→ **Records for this task**:
:::

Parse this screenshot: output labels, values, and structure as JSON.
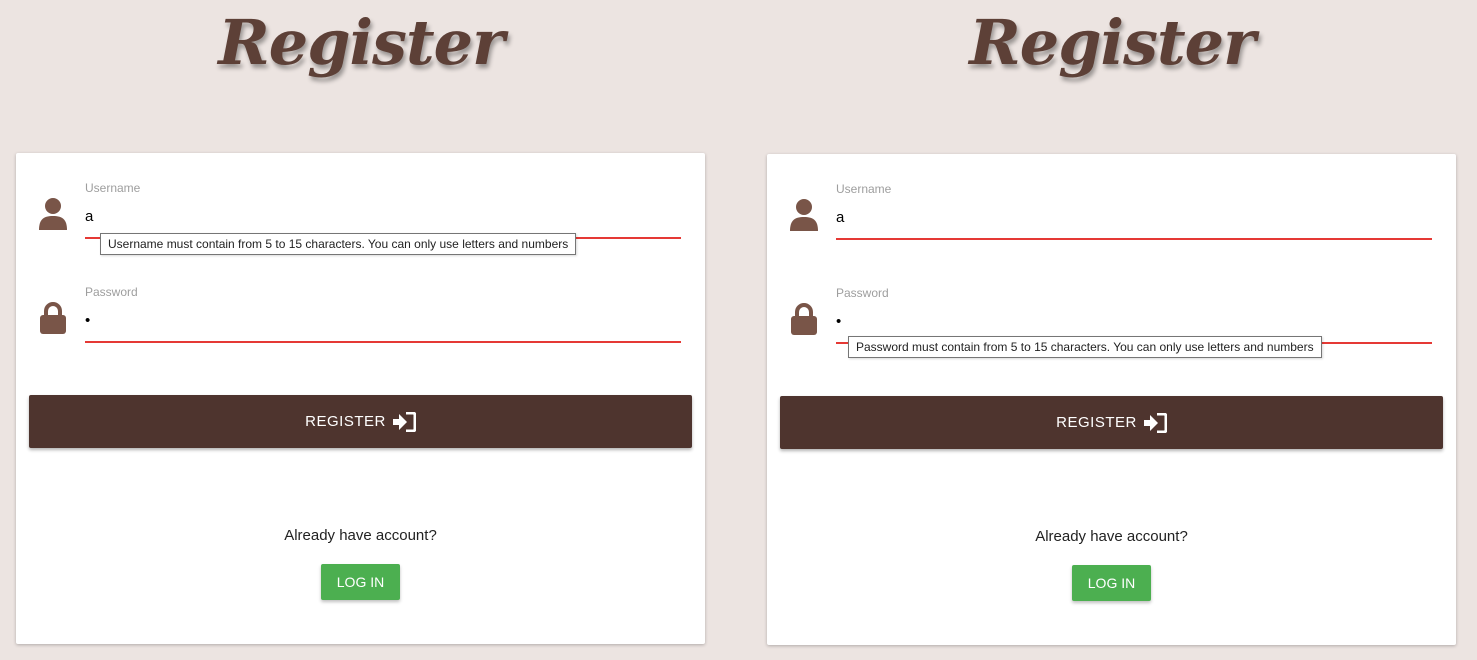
{
  "colors": {
    "background": "#ece4e1",
    "brand_brown": "#4e342e",
    "icon_brown": "#795548",
    "title_brown": "#5d4037",
    "error_red": "#e53935",
    "login_green": "#4caf50"
  },
  "panels": [
    {
      "title": "Register",
      "username": {
        "label": "Username",
        "value": "a",
        "icon": "user-icon"
      },
      "password": {
        "label": "Password",
        "value": "•",
        "icon": "lock-icon"
      },
      "tooltip": "Username must contain from 5 to 15 characters. You can only use letters and numbers",
      "register_label": "REGISTER",
      "register_icon": "sign-in-icon",
      "already_text": "Already have account?",
      "login_label": "LOG IN"
    },
    {
      "title": "Register",
      "username": {
        "label": "Username",
        "value": "a",
        "icon": "user-icon"
      },
      "password": {
        "label": "Password",
        "value": "•",
        "icon": "lock-icon"
      },
      "tooltip": "Password must contain from 5 to 15 characters. You can only use letters and numbers",
      "register_label": "REGISTER",
      "register_icon": "sign-in-icon",
      "already_text": "Already have account?",
      "login_label": "LOG IN"
    }
  ]
}
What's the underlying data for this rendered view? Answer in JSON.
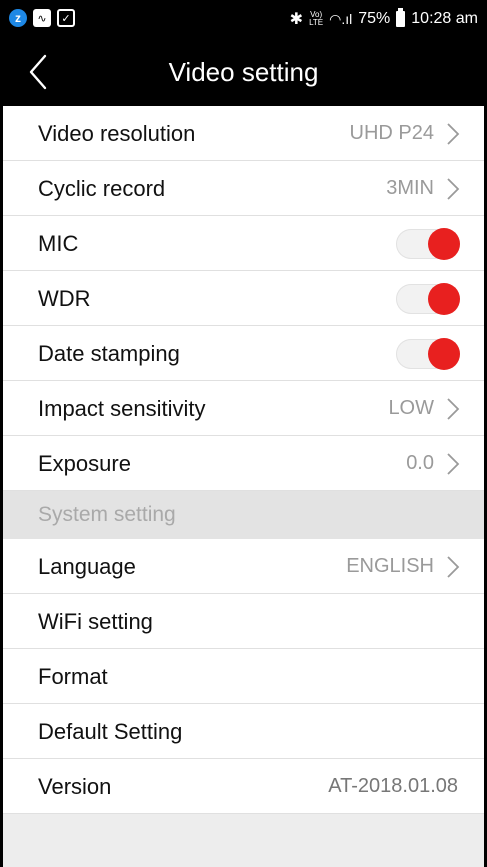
{
  "status_bar": {
    "left_icons": [
      "z-app-icon",
      "wave-app-icon",
      "checkbox-icon"
    ],
    "volte_label": "Vo)\nLTE",
    "battery_percent": "75%",
    "time": "10:28 am"
  },
  "nav": {
    "title": "Video setting",
    "back_icon": "chevron-left-icon"
  },
  "colors": {
    "toggle_on": "#e8201f",
    "nav_bg": "#000000",
    "section_bg": "#e3e3e3"
  },
  "video_settings": [
    {
      "label": "Video resolution",
      "value": "UHD P24"
    },
    {
      "label": "Cyclic record",
      "value": "3MIN"
    },
    {
      "label": "MIC",
      "toggle": true
    },
    {
      "label": "WDR",
      "toggle": true
    },
    {
      "label": "Date stamping",
      "toggle": true
    },
    {
      "label": "Impact sensitivity",
      "value": "LOW"
    },
    {
      "label": "Exposure",
      "value": "0.0"
    }
  ],
  "system_section": {
    "header": "System setting",
    "items": [
      {
        "label": "Language",
        "value": "ENGLISH"
      },
      {
        "label": "WiFi setting"
      },
      {
        "label": "Format"
      },
      {
        "label": "Default Setting"
      },
      {
        "label": "Version",
        "value": "AT-2018.01.08"
      }
    ]
  }
}
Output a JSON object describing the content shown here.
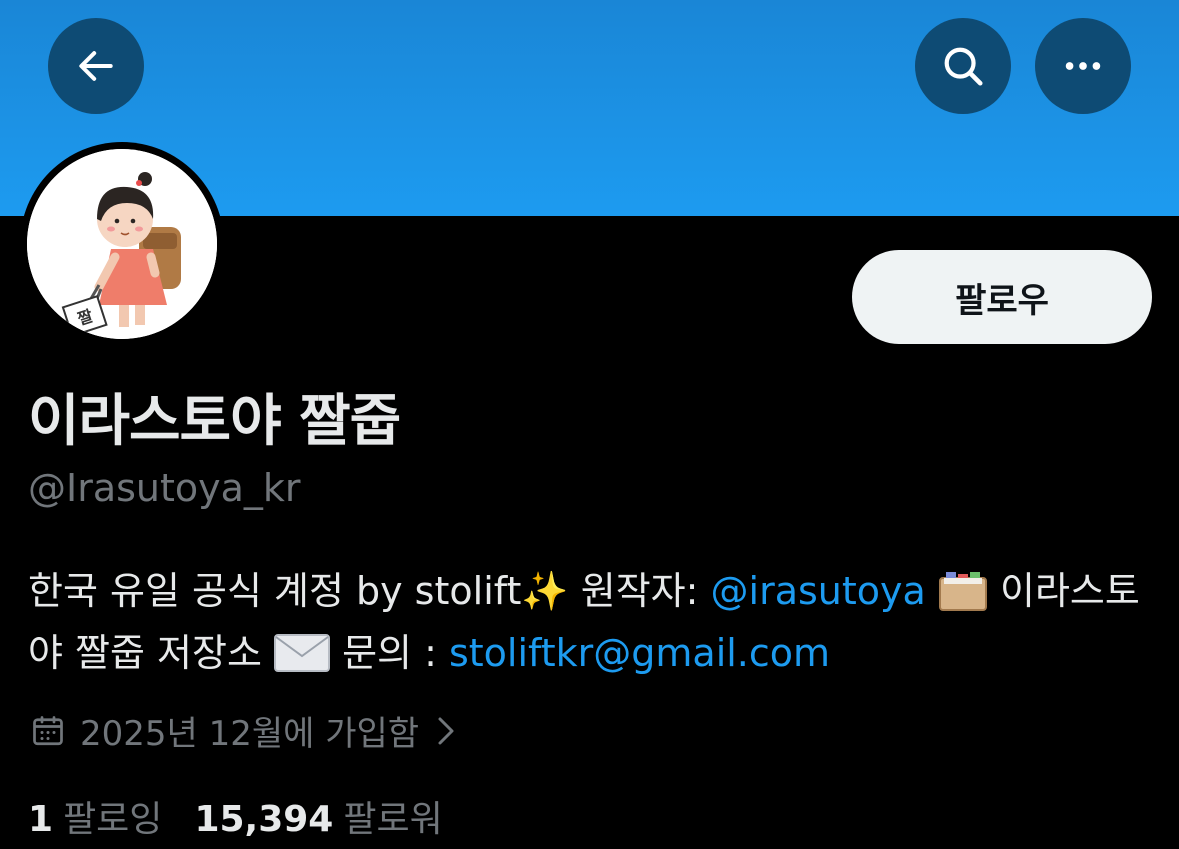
{
  "header": {
    "back_icon": "arrow-left-icon",
    "search_icon": "search-icon",
    "more_icon": "more-horizontal-icon",
    "banner_color": "#1d9bf0"
  },
  "profile": {
    "display_name": "이라스토야 짤줍",
    "handle": "@Irasutoya_kr",
    "follow_label": "팔로우",
    "avatar_sign_text": "짤",
    "bio": {
      "part1": "한국 유일 공식 계정 by stolift",
      "sparkle": "✨",
      "part2": " 원작자: ",
      "mention": "@irasutoya",
      "part3": " 이라스토야 짤줍 저장소 ",
      "part4": " 문의 : ",
      "email": "stoliftkr@gmail.com"
    },
    "joined": "2025년 12월에 가입함",
    "stats": {
      "following_count": "1",
      "following_label": "팔로잉",
      "followers_count": "15,394",
      "followers_label": "팔로워"
    }
  },
  "colors": {
    "accent": "#1d9bf0",
    "secondary_text": "#71767b",
    "primary_text": "#e7e9ea",
    "header_button_bg": "#0e4b74"
  }
}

:::

→ **Aim**:
Retype everything in the material word for word, minus pictures.

→ **Task answer**:
Parse this screenshot: output labels, values, and structure as JSON.
{
  "colors": {
    "background": "#ece4e1",
    "brand_brown": "#4e342e",
    "icon_brown": "#795548",
    "title_brown": "#5d4037",
    "error_red": "#e53935",
    "login_green": "#4caf50"
  },
  "panels": [
    {
      "title": "Register",
      "username": {
        "label": "Username",
        "value": "a",
        "icon": "user-icon"
      },
      "password": {
        "label": "Password",
        "value": "•",
        "icon": "lock-icon"
      },
      "tooltip": "Username must contain from 5 to 15 characters. You can only use letters and numbers",
      "register_label": "REGISTER",
      "register_icon": "sign-in-icon",
      "already_text": "Already have account?",
      "login_label": "LOG IN"
    },
    {
      "title": "Register",
      "username": {
        "label": "Username",
        "value": "a",
        "icon": "user-icon"
      },
      "password": {
        "label": "Password",
        "value": "•",
        "icon": "lock-icon"
      },
      "tooltip": "Password must contain from 5 to 15 characters. You can only use letters and numbers",
      "register_label": "REGISTER",
      "register_icon": "sign-in-icon",
      "already_text": "Already have account?",
      "login_label": "LOG IN"
    }
  ]
}
What's the underlying data for this rendered view? Answer in JSON.
{
  "status_bar": {
    "left_icons": [
      "z-app-icon",
      "wave-app-icon",
      "checkbox-icon"
    ],
    "volte_label": "Vo)\nLTE",
    "battery_percent": "75%",
    "time": "10:28 am"
  },
  "nav": {
    "title": "Video setting",
    "back_icon": "chevron-left-icon"
  },
  "colors": {
    "toggle_on": "#e8201f",
    "nav_bg": "#000000",
    "section_bg": "#e3e3e3"
  },
  "video_settings": [
    {
      "label": "Video resolution",
      "value": "UHD P24"
    },
    {
      "label": "Cyclic record",
      "value": "3MIN"
    },
    {
      "label": "MIC",
      "toggle": true
    },
    {
      "label": "WDR",
      "toggle": true
    },
    {
      "label": "Date stamping",
      "toggle": true
    },
    {
      "label": "Impact sensitivity",
      "value": "LOW"
    },
    {
      "label": "Exposure",
      "value": "0.0"
    }
  ],
  "system_section": {
    "header": "System setting",
    "items": [
      {
        "label": "Language",
        "value": "ENGLISH"
      },
      {
        "label": "WiFi setting"
      },
      {
        "label": "Format"
      },
      {
        "label": "Default Setting"
      },
      {
        "label": "Version",
        "value": "AT-2018.01.08"
      }
    ]
  }
}
Output a JSON object describing the content shown here.
{
  "header": {
    "back_icon": "arrow-left-icon",
    "search_icon": "search-icon",
    "more_icon": "more-horizontal-icon",
    "banner_color": "#1d9bf0"
  },
  "profile": {
    "display_name": "이라스토야 짤줍",
    "handle": "@Irasutoya_kr",
    "follow_label": "팔로우",
    "avatar_sign_text": "짤",
    "bio": {
      "part1": "한국 유일 공식 계정 by stolift",
      "sparkle": "✨",
      "part2": " 원작자: ",
      "mention": "@irasutoya",
      "part3": " 이라스토야 짤줍 저장소 ",
      "part4": " 문의 : ",
      "email": "stoliftkr@gmail.com"
    },
    "joined": "2025년 12월에 가입함",
    "stats": {
      "following_count": "1",
      "following_label": "팔로잉",
      "followers_count": "15,394",
      "followers_label": "팔로워"
    }
  },
  "colors": {
    "accent": "#1d9bf0",
    "secondary_text": "#71767b",
    "primary_text": "#e7e9ea",
    "header_button_bg": "#0e4b74"
  }
}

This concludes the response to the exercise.